**Teks Bacaan**
════════════════════
Ilustrasi (dok. pixabay)
SLEMAN (kabarkota.com) – Puluhan warga Nahdlatul Ulama (NU) Alumni UGM secara tegas menolak kebijakan pemerintah memberikan izin kepada Organisasi Masyarakat (Ormas) keagamaan untuk mengelola pertambangan, seperti ekstraksi batubara.
Penolakan tersebut disampaikan dalam pernyataan sikap Warga NU Alumni UGM yang disampaikan melalui konferensi pers secara daring, pada 9 Juni 2024.
Juru bicara warga NU Alumni UGM, Slamet Thohari menganggap, pemberian izin pengelilaan pertambangan kepada Ormas khususnya Pengurus Besar Nahdlatul Ulama (PBNU) justru akan merusak organisasi keagamaan yang seharusnya menjaga marwah sebagai institusi yang bermoral.
════════════════════
**Daftar Catatan**

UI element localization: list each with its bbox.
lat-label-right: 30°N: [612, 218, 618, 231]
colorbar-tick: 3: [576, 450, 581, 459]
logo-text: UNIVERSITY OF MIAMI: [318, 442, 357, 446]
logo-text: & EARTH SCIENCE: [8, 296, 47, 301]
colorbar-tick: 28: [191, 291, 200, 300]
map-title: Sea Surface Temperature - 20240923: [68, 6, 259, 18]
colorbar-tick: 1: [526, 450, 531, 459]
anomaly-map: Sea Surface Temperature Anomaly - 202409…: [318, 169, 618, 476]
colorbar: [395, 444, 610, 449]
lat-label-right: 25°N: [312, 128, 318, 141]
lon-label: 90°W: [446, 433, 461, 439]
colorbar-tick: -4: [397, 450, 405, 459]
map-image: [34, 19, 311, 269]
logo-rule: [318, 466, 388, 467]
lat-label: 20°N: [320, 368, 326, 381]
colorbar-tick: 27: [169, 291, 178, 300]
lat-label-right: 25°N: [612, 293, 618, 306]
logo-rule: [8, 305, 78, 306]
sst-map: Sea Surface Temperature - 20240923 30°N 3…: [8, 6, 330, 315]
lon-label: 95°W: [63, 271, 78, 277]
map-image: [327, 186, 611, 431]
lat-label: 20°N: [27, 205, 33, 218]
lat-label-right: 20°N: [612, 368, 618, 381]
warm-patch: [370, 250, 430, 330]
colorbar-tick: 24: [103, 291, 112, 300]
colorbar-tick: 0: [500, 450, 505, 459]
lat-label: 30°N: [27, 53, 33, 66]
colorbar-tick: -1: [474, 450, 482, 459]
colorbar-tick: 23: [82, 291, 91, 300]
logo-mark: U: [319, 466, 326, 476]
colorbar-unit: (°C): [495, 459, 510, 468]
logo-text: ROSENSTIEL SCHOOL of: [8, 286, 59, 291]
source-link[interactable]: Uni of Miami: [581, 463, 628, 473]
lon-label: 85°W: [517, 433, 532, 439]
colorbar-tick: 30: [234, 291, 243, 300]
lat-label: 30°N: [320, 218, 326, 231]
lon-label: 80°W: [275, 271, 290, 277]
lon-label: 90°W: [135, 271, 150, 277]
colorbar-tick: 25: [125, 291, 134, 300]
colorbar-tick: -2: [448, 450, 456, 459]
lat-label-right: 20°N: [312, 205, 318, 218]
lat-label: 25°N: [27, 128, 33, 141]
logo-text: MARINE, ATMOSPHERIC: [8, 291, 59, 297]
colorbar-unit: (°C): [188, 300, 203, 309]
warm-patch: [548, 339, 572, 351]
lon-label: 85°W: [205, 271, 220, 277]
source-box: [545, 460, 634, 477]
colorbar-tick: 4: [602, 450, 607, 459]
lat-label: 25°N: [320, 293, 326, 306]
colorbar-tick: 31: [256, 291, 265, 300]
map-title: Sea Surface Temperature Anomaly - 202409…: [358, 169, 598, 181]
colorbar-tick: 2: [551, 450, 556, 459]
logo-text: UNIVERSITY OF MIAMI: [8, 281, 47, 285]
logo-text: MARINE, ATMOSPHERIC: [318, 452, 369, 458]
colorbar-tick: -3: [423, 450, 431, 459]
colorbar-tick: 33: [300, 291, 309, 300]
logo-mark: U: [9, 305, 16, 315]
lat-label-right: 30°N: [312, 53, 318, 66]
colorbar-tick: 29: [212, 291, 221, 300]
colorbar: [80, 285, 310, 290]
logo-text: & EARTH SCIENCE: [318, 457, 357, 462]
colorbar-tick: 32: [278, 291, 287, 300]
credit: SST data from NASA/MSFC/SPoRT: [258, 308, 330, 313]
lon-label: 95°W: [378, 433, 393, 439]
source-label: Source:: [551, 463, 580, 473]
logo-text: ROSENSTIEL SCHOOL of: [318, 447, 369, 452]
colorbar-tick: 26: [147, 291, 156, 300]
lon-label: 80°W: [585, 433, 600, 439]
════════════════════
**Permintaan Tertulis**
Lanjutkan berita tentang penolakan warga NU Alumni UGM terhadap izin tambang bagi ormas keagamaan, dimulai setelah kalimat terakhir yang tertera.

**Hasil di Bawah**
Oleh karena itu, Pihaknya meminta pemerintah membatalkan pemberian izin tambang pada Ormas keagamaan karena berpotensi hanya menguntungkan segelintir elit ormas, menghilangkan tradisi kritis ormas hingga pada akhirnya melemahkan Ormas itu sendiri sebagai bagian dari kekuatan masyarakat sipil yang seharusnya bisa mengontrol dan mengawasi pemerintah, atas ongkos yang sebagian besar akan ditanggung oleh Nahdliyin (rakyat).
“Kami juga mendesak PBNU untuk menolak kebijakan pengelolaan tambang untuk Ormas keagamaan, dan membatalkan Izin Usaha Pertambangan (IUP) yang telah diajukan karena akan menjerumuskan NU pada kubangan dosa sosial dan ekologis,” tegasnya.
PBNU perlu menyadari bahwadampak kerusakan akibat tambang paling banyak dirasakan oleh petani, peladang, dan nelayan yang mayoritas warga Nahdliyin, kelompok yang seharusnya menjadi tempat bagi pengurus NU untuk berpihak.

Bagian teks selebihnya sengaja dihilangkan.